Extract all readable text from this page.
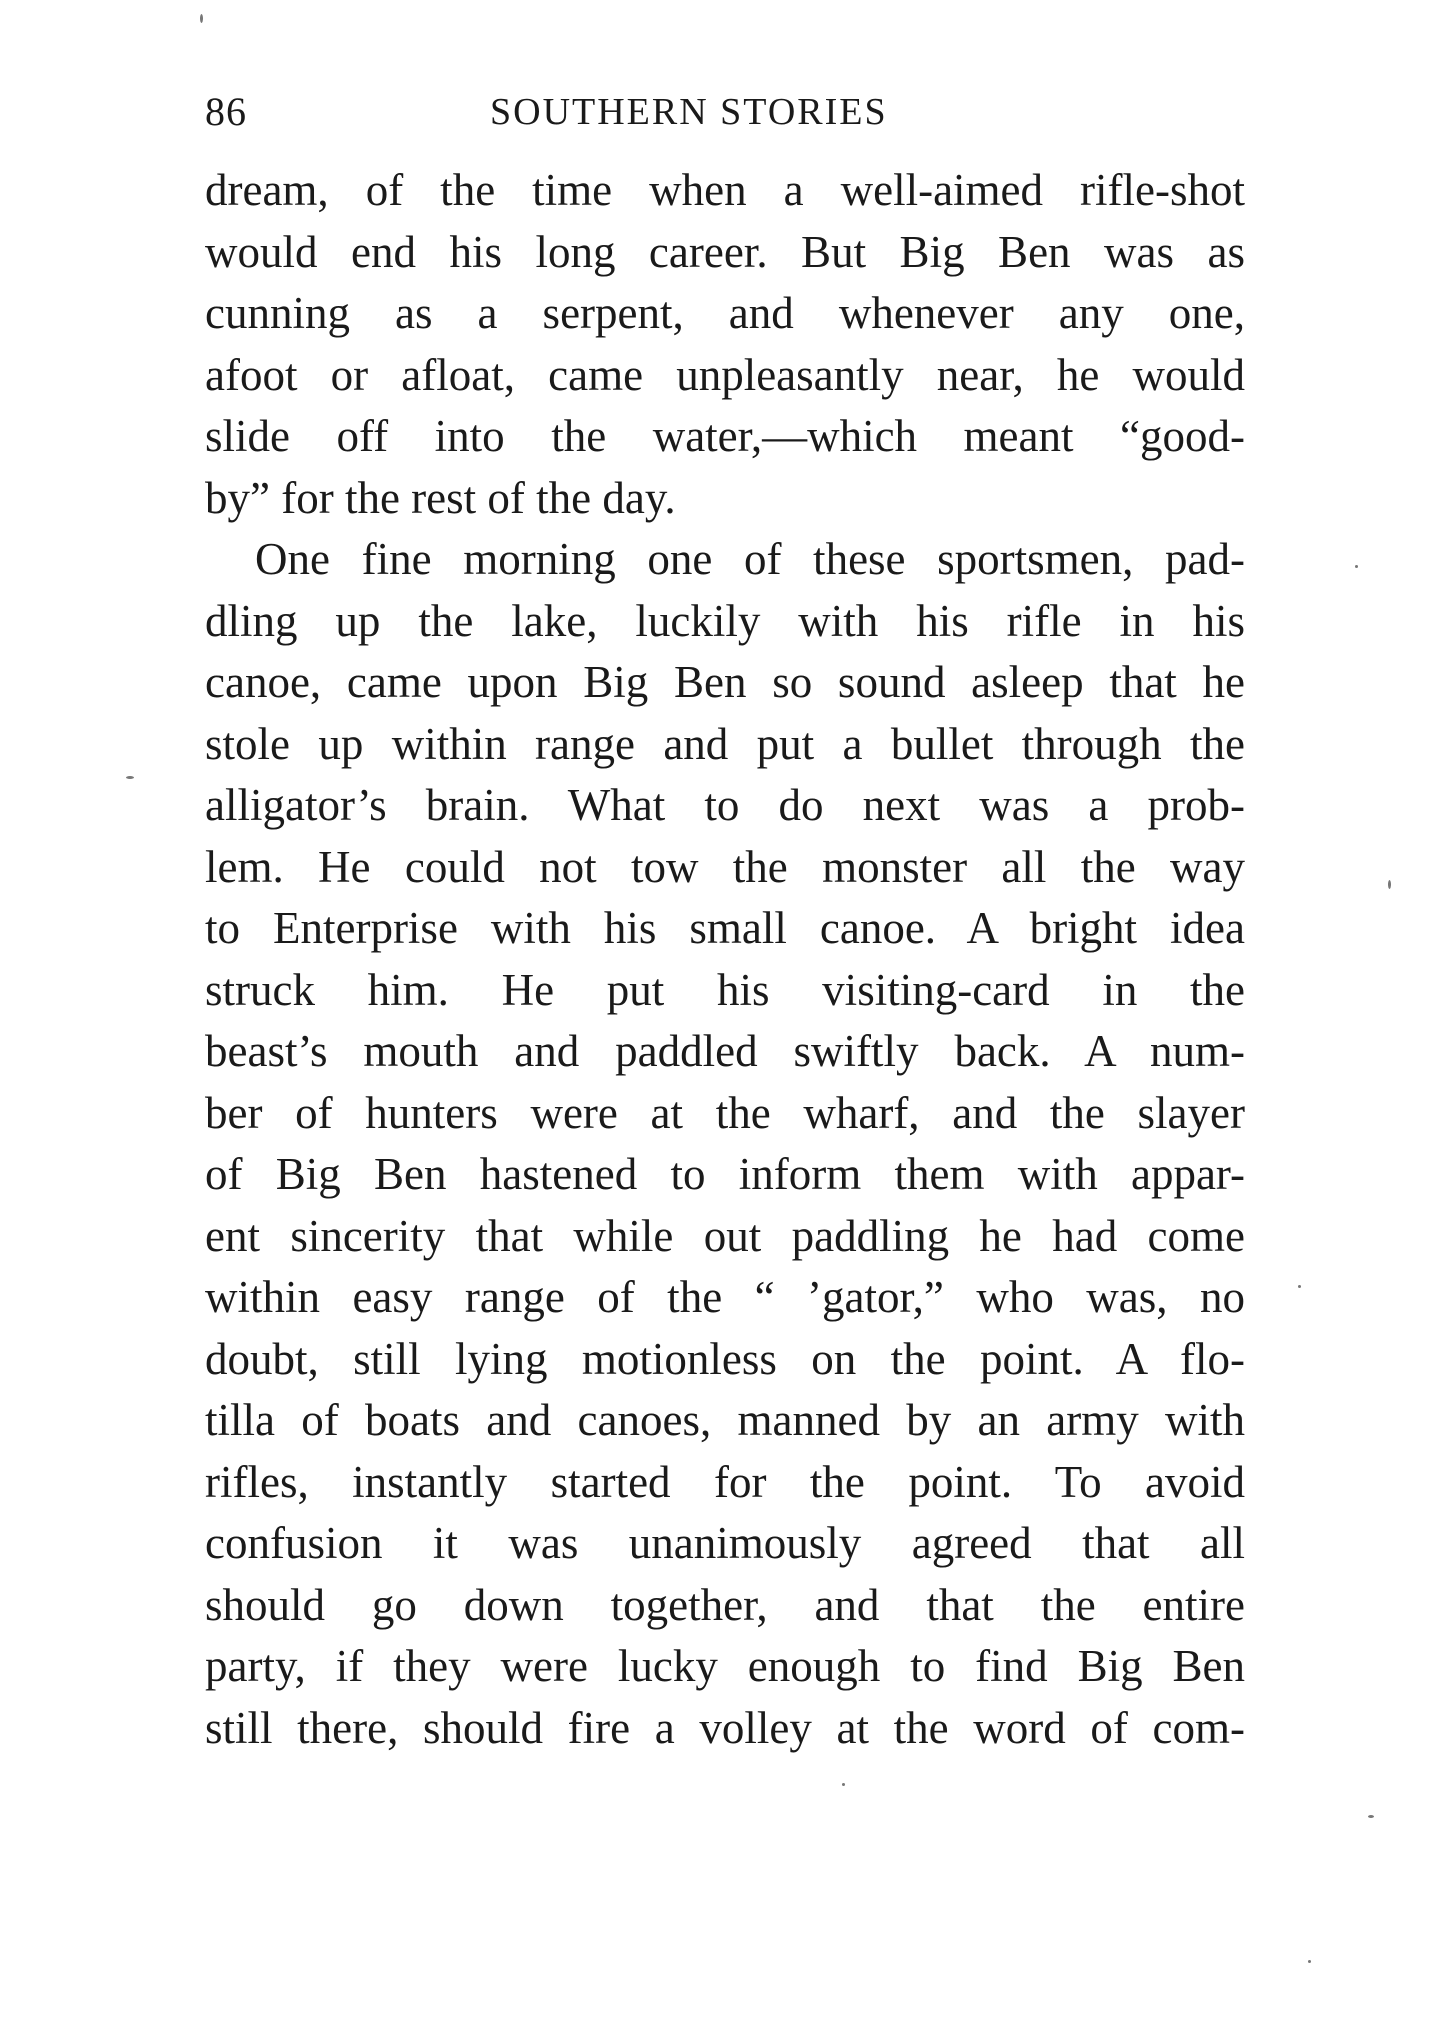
86	SOUTHERN STORIES
dream, of the time when a well-aimed rifle-shot
would end his long career. But Big Ben was as
cunning as a serpent, and whenever any one,
afoot or afloat, came unpleasantly near, he would
slide off into the water,—which meant “good-
by” for the rest of the day.
One fine morning one of these sportsmen, pad-
dling up the lake, luckily with his rifle in his
canoe, came upon Big Ben so sound asleep that he
stole up within range and put a bullet through the
alligator’s brain. What to do next was a prob-
lem. He could not tow the monster all the way
to Enterprise with his small canoe. A bright idea
struck him. He put his visiting-card in the
beast’s mouth and paddled swiftly back. A num-
ber of hunters were at the wharf, and the slayer
of Big Ben hastened to inform them with appar-
ent sincerity that while out paddling he had come
within easy range of the “ ’gator,” who was, no
doubt, still lying motionless on the point. A flo-
tilla of boats and canoes, manned by an army with
rifles, instantly started for the point. To avoid
confusion it was unanimously agreed that all
should go down together, and that the entire
party, if they were lucky enough to find Big Ben
still there, should fire a volley at the word of com-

= = = = = = =

__Given exercise__
Reproduce the material above verbatim; omit every picture.

__Written solution__
Extract all readable text from this page.
86	SOUTHERN STORIES
dream, of the time when a well-aimed rifle-shot
would end his long career. But Big Ben was as
cunning as a serpent, and whenever any one,
afoot or afloat, came unpleasantly near, he would
slide off into the water,—which meant “good-
by” for the rest of the day.
One fine morning one of these sportsmen, pad-
dling up the lake, luckily with his rifle in his
canoe, came upon Big Ben so sound asleep that he
stole up within range and put a bullet through the
alligator’s brain. What to do next was a prob-
lem. He could not tow the monster all the way
to Enterprise with his small canoe. A bright idea
struck him. He put his visiting-card in the
beast’s mouth and paddled swiftly back. A num-
ber of hunters were at the wharf, and the slayer
of Big Ben hastened to inform them with appar-
ent sincerity that while out paddling he had come
within easy range of the “ ’gator,” who was, no
doubt, still lying motionless on the point. A flo-
tilla of boats and canoes, manned by an army with
rifles, instantly started for the point. To avoid
confusion it was unanimously agreed that all
should go down together, and that the entire
party, if they were lucky enough to find Big Ben
still there, should fire a volley at the word of com-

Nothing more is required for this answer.